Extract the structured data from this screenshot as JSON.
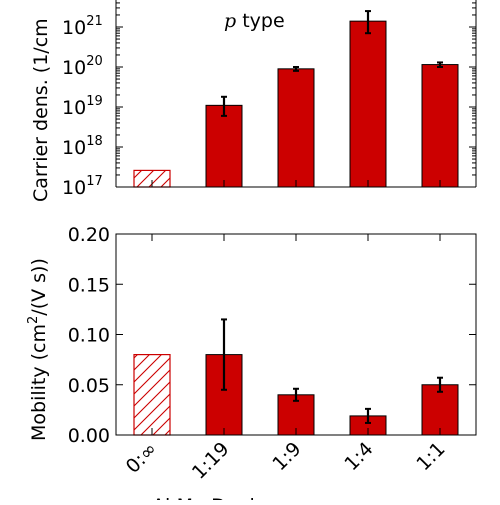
{
  "chart_data": [
    {
      "type": "bar",
      "title": "",
      "annotation": {
        "italic": "p",
        "text": " type"
      },
      "xlabel": "",
      "ylabel": "Carrier dens. (1/cm",
      "yscale": "log",
      "ylim": [
        1e+17,
        1e+22
      ],
      "yticks": [
        {
          "value": 1e+17,
          "base": "10",
          "exp": "17"
        },
        {
          "value": 1e+18,
          "base": "10",
          "exp": "18"
        },
        {
          "value": 1e+19,
          "base": "10",
          "exp": "19"
        },
        {
          "value": 1e+20,
          "base": "10",
          "exp": "20"
        },
        {
          "value": 1e+21,
          "base": "10",
          "exp": "21"
        }
      ],
      "categories": [
        "0:∞",
        "1:19",
        "1:9",
        "1:4",
        "1:1"
      ],
      "values": [
        2.6e+17,
        1.1e+19,
        9e+19,
        1.4e+21,
        1.15e+20
      ],
      "errors_low": [
        null,
        5e+18,
        1e+19,
        7e+20,
        1.5e+19
      ],
      "errors_high": [
        null,
        7e+18,
        1e+19,
        1.1e+21,
        1.5e+19
      ],
      "hatched": [
        true,
        false,
        false,
        false,
        false
      ],
      "grid": false
    },
    {
      "type": "bar",
      "title": "",
      "xlabel": "Al:Mg Dopin",
      "ylabel_parts": {
        "pre": "Mobility (cm",
        "sup": "2",
        "post": "/(V s))"
      },
      "yscale": "linear",
      "ylim": [
        0,
        0.2
      ],
      "yticks": [
        "0.00",
        "0.05",
        "0.10",
        "0.15",
        "0.20"
      ],
      "categories": [
        "0:∞",
        "1:19",
        "1:9",
        "1:4",
        "1:1"
      ],
      "values": [
        0.08,
        0.08,
        0.04,
        0.019,
        0.05
      ],
      "errors": [
        null,
        0.035,
        0.006,
        0.007,
        0.007
      ],
      "hatched": [
        true,
        false,
        false,
        false,
        false
      ],
      "grid": false
    }
  ],
  "colors": {
    "bar_fill": "#cc0000",
    "bar_edge": "#000000",
    "hatch_edge": "#cc0000"
  }
}
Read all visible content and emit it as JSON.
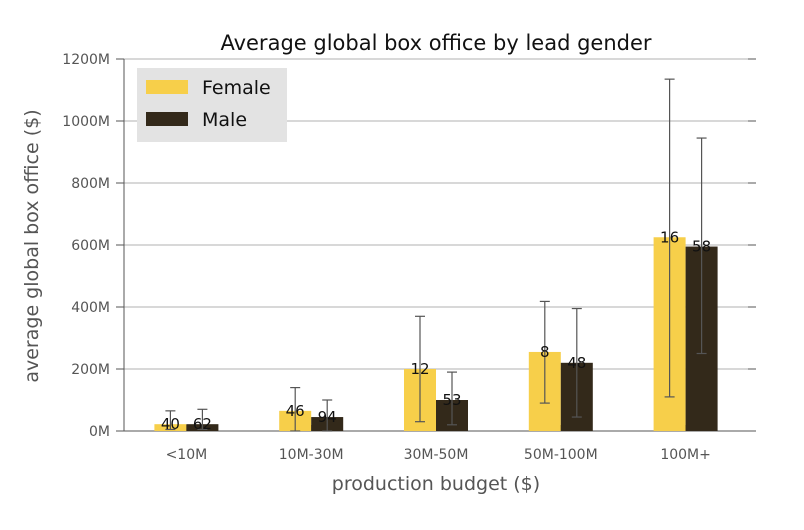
{
  "chart_data": {
    "type": "bar",
    "title": "Average global box office by lead gender",
    "xlabel": "production budget ($)",
    "ylabel": "average global box office ($)",
    "categories": [
      "<10M",
      "10M-30M",
      "30M-50M",
      "50M-100M",
      "100M+"
    ],
    "ylim": [
      0,
      1200
    ],
    "yticks": [
      0,
      200,
      400,
      600,
      800,
      1000,
      1200
    ],
    "ytick_labels": [
      "0M",
      "200M",
      "400M",
      "600M",
      "800M",
      "1000M",
      "1200M"
    ],
    "grid": true,
    "legend_position": "top-left",
    "series": [
      {
        "name": "Female",
        "color": "#f7cf4a",
        "values": [
          22,
          65,
          200,
          255,
          625
        ],
        "error_low": [
          5,
          0,
          30,
          90,
          110
        ],
        "error_high": [
          65,
          140,
          370,
          418,
          1135
        ],
        "counts": [
          "40",
          "46",
          "12",
          "8",
          "16"
        ]
      },
      {
        "name": "Male",
        "color": "#33291a",
        "values": [
          22,
          45,
          100,
          220,
          595
        ],
        "error_low": [
          5,
          0,
          20,
          45,
          250
        ],
        "error_high": [
          70,
          100,
          190,
          395,
          945
        ],
        "counts": [
          "62",
          "94",
          "53",
          "48",
          "58"
        ]
      }
    ]
  }
}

Exercise:
Copy each line of the records precisely and drop any images they hold.

Exercise response:
Extract the structured data from this screenshot as JSON.
{
  "chart_data": [
    {
      "type": "bar",
      "title": "",
      "annotation": {
        "italic": "p",
        "text": " type"
      },
      "xlabel": "",
      "ylabel": "Carrier dens. (1/cm",
      "yscale": "log",
      "ylim": [
        1e+17,
        1e+22
      ],
      "yticks": [
        {
          "value": 1e+17,
          "base": "10",
          "exp": "17"
        },
        {
          "value": 1e+18,
          "base": "10",
          "exp": "18"
        },
        {
          "value": 1e+19,
          "base": "10",
          "exp": "19"
        },
        {
          "value": 1e+20,
          "base": "10",
          "exp": "20"
        },
        {
          "value": 1e+21,
          "base": "10",
          "exp": "21"
        }
      ],
      "categories": [
        "0:∞",
        "1:19",
        "1:9",
        "1:4",
        "1:1"
      ],
      "values": [
        2.6e+17,
        1.1e+19,
        9e+19,
        1.4e+21,
        1.15e+20
      ],
      "errors_low": [
        null,
        5e+18,
        1e+19,
        7e+20,
        1.5e+19
      ],
      "errors_high": [
        null,
        7e+18,
        1e+19,
        1.1e+21,
        1.5e+19
      ],
      "hatched": [
        true,
        false,
        false,
        false,
        false
      ],
      "grid": false
    },
    {
      "type": "bar",
      "title": "",
      "xlabel": "Al:Mg Dopin",
      "ylabel_parts": {
        "pre": "Mobility (cm",
        "sup": "2",
        "post": "/(V s))"
      },
      "yscale": "linear",
      "ylim": [
        0,
        0.2
      ],
      "yticks": [
        "0.00",
        "0.05",
        "0.10",
        "0.15",
        "0.20"
      ],
      "categories": [
        "0:∞",
        "1:19",
        "1:9",
        "1:4",
        "1:1"
      ],
      "values": [
        0.08,
        0.08,
        0.04,
        0.019,
        0.05
      ],
      "errors": [
        null,
        0.035,
        0.006,
        0.007,
        0.007
      ],
      "hatched": [
        true,
        false,
        false,
        false,
        false
      ],
      "grid": false
    }
  ],
  "colors": {
    "bar_fill": "#cc0000",
    "bar_edge": "#000000",
    "hatch_edge": "#cc0000"
  }
}
Read all visible content and emit it as JSON.
{
  "chart_data": {
    "type": "bar",
    "title": "Average global box office by lead gender",
    "xlabel": "production budget ($)",
    "ylabel": "average global box office ($)",
    "categories": [
      "<10M",
      "10M-30M",
      "30M-50M",
      "50M-100M",
      "100M+"
    ],
    "ylim": [
      0,
      1200
    ],
    "yticks": [
      0,
      200,
      400,
      600,
      800,
      1000,
      1200
    ],
    "ytick_labels": [
      "0M",
      "200M",
      "400M",
      "600M",
      "800M",
      "1000M",
      "1200M"
    ],
    "grid": true,
    "legend_position": "top-left",
    "series": [
      {
        "name": "Female",
        "color": "#f7cf4a",
        "values": [
          22,
          65,
          200,
          255,
          625
        ],
        "error_low": [
          5,
          0,
          30,
          90,
          110
        ],
        "error_high": [
          65,
          140,
          370,
          418,
          1135
        ],
        "counts": [
          "40",
          "46",
          "12",
          "8",
          "16"
        ]
      },
      {
        "name": "Male",
        "color": "#33291a",
        "values": [
          22,
          45,
          100,
          220,
          595
        ],
        "error_low": [
          5,
          0,
          20,
          45,
          250
        ],
        "error_high": [
          70,
          100,
          190,
          395,
          945
        ],
        "counts": [
          "62",
          "94",
          "53",
          "48",
          "58"
        ]
      }
    ]
  }
}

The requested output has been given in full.